• **RECORDS SHOWN**:
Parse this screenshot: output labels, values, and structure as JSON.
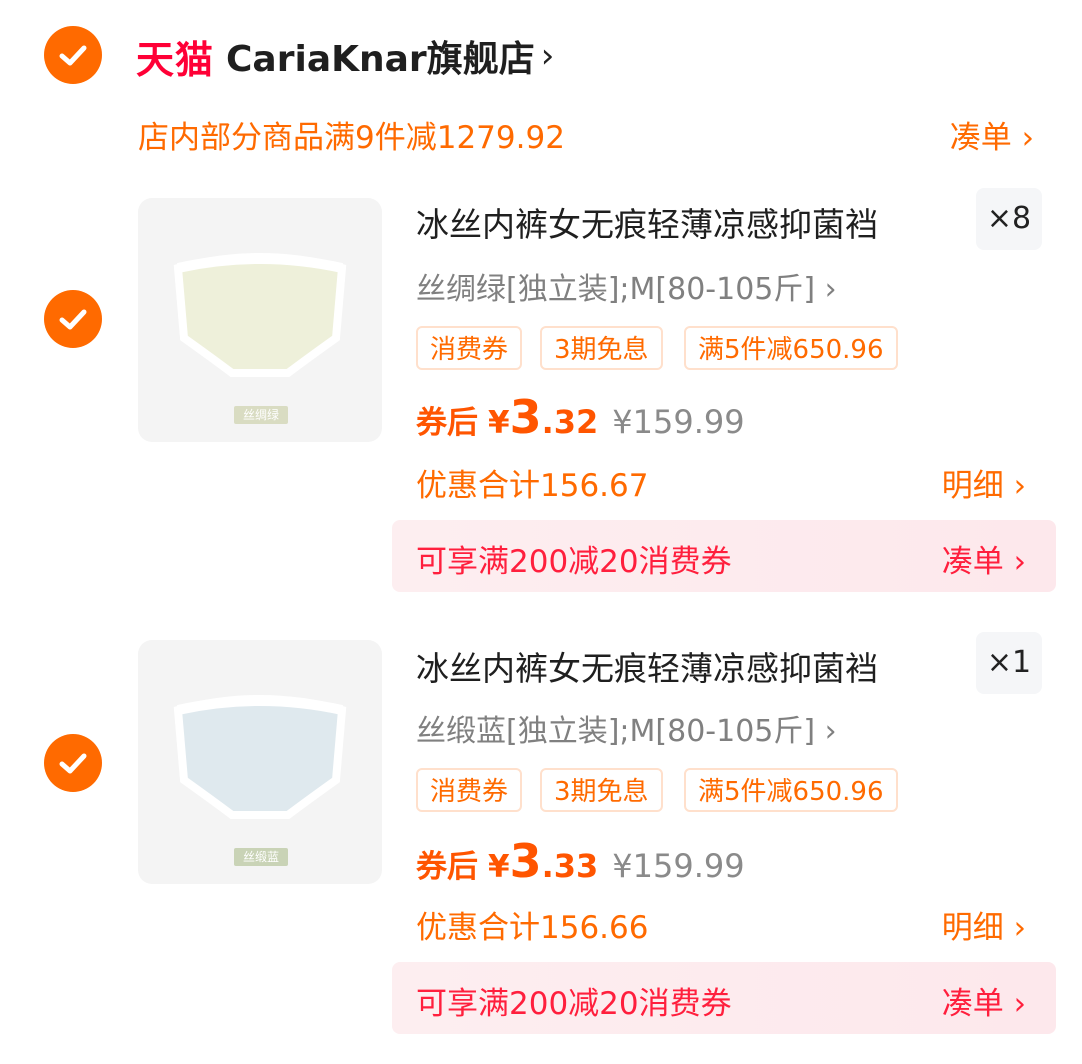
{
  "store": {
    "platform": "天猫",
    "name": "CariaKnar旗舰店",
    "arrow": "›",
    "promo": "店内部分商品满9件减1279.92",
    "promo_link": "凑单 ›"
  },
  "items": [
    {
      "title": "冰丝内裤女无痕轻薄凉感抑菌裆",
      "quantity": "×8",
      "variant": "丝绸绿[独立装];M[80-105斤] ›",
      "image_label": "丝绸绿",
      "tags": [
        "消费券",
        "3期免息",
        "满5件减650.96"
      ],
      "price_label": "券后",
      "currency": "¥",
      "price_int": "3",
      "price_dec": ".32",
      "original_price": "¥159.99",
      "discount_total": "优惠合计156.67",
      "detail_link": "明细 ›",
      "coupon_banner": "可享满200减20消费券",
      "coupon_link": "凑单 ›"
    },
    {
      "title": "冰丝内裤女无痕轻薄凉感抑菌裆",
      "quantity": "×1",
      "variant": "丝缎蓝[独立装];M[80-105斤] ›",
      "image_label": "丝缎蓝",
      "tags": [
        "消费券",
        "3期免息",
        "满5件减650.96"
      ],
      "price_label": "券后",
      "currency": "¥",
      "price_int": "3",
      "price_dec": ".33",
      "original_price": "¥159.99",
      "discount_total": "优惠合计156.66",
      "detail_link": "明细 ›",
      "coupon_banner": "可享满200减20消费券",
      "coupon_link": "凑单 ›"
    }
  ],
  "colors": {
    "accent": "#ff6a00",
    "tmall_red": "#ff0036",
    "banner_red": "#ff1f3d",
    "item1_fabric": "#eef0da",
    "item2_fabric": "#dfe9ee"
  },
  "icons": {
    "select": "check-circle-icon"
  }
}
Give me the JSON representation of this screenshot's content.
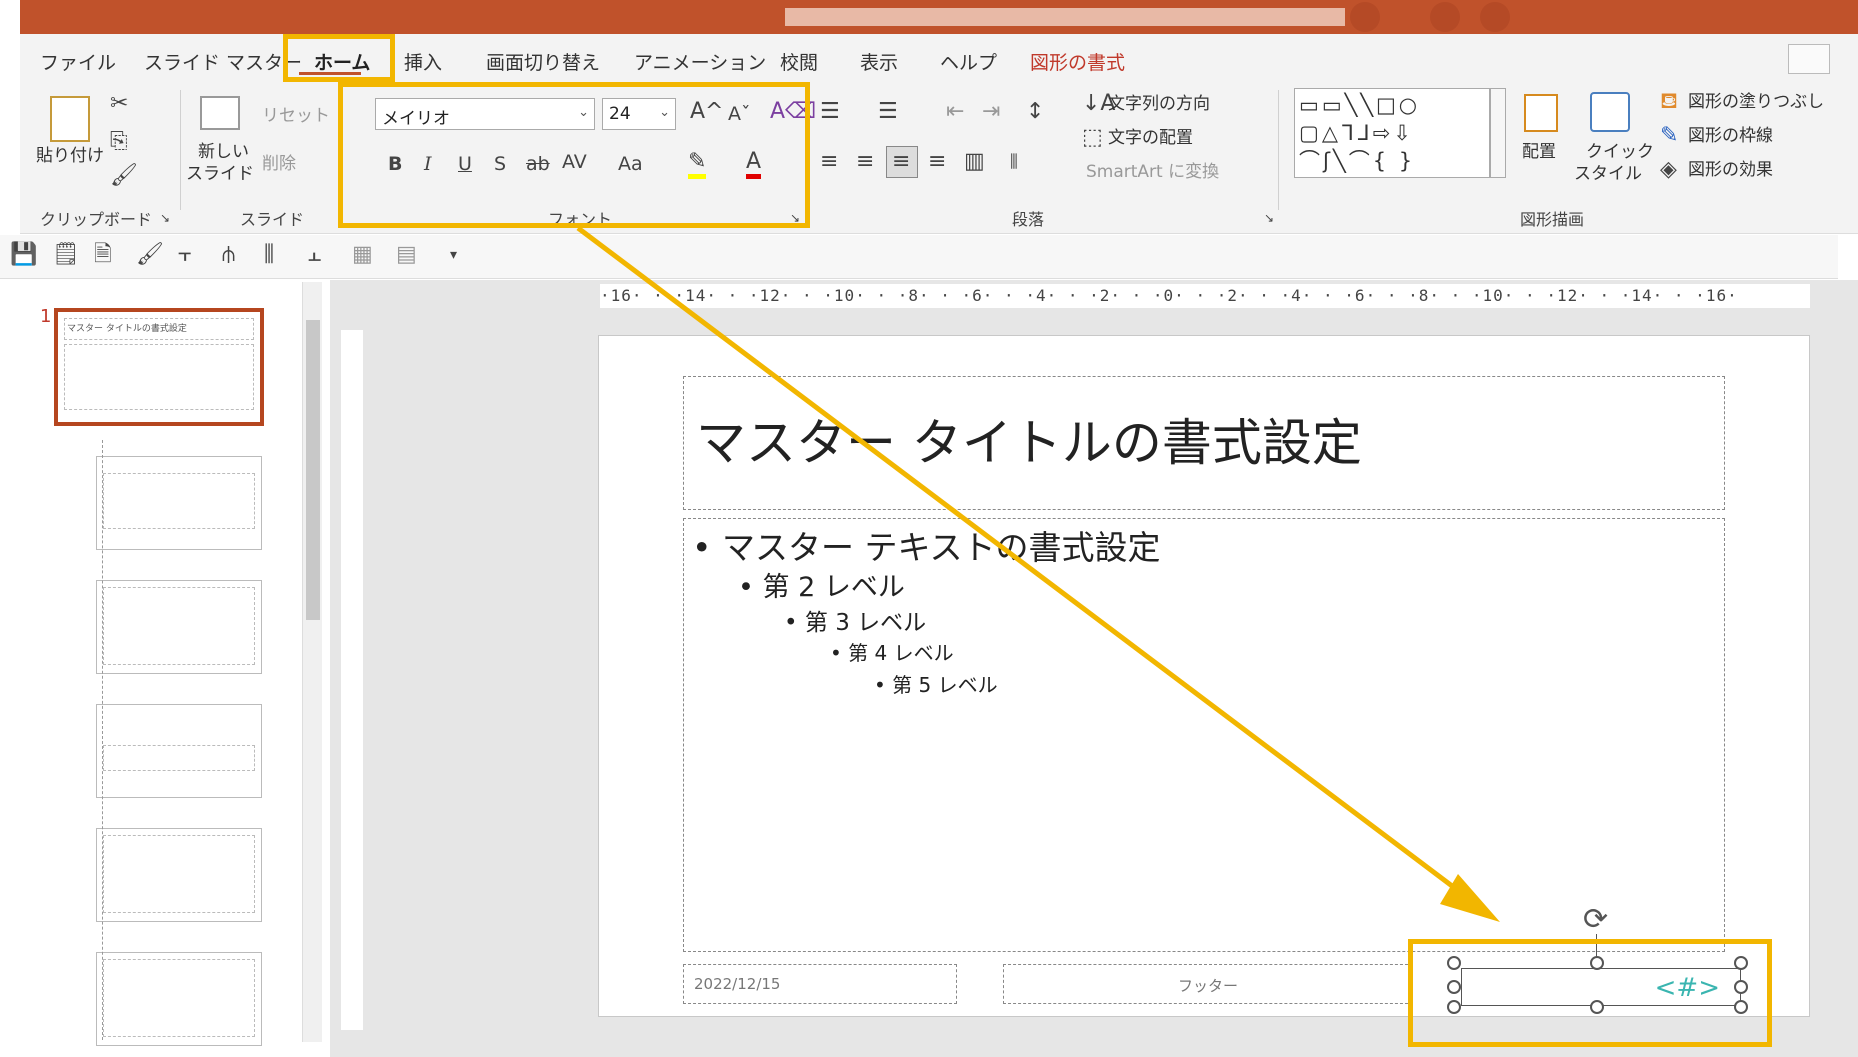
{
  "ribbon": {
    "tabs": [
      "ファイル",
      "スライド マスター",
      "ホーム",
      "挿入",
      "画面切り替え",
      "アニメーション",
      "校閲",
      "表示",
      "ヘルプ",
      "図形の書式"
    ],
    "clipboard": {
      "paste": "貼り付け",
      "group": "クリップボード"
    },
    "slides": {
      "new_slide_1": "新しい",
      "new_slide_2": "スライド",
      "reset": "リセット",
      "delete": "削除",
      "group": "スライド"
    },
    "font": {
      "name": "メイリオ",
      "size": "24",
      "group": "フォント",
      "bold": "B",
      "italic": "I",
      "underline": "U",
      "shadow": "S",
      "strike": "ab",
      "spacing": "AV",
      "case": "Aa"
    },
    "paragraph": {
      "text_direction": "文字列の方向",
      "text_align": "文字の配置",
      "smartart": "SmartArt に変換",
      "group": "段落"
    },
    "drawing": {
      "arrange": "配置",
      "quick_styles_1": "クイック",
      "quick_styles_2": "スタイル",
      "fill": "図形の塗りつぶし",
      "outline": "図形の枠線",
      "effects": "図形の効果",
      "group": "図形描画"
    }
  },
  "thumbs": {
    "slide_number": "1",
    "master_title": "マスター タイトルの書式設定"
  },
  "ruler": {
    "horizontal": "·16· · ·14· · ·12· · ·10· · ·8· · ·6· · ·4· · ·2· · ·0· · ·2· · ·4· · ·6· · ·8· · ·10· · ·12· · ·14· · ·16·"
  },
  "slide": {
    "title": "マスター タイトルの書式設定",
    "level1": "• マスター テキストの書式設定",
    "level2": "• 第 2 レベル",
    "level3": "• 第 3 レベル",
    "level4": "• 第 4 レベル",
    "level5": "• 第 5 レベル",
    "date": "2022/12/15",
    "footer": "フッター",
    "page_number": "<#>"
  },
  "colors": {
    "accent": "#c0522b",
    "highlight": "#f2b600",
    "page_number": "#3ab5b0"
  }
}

• **TASK DIRECTIONS**:
State the number of lines in these entries that include the string "JSON". Provide nothing beyond that number.

• **ANSWER TO THE PROBLEM**:
2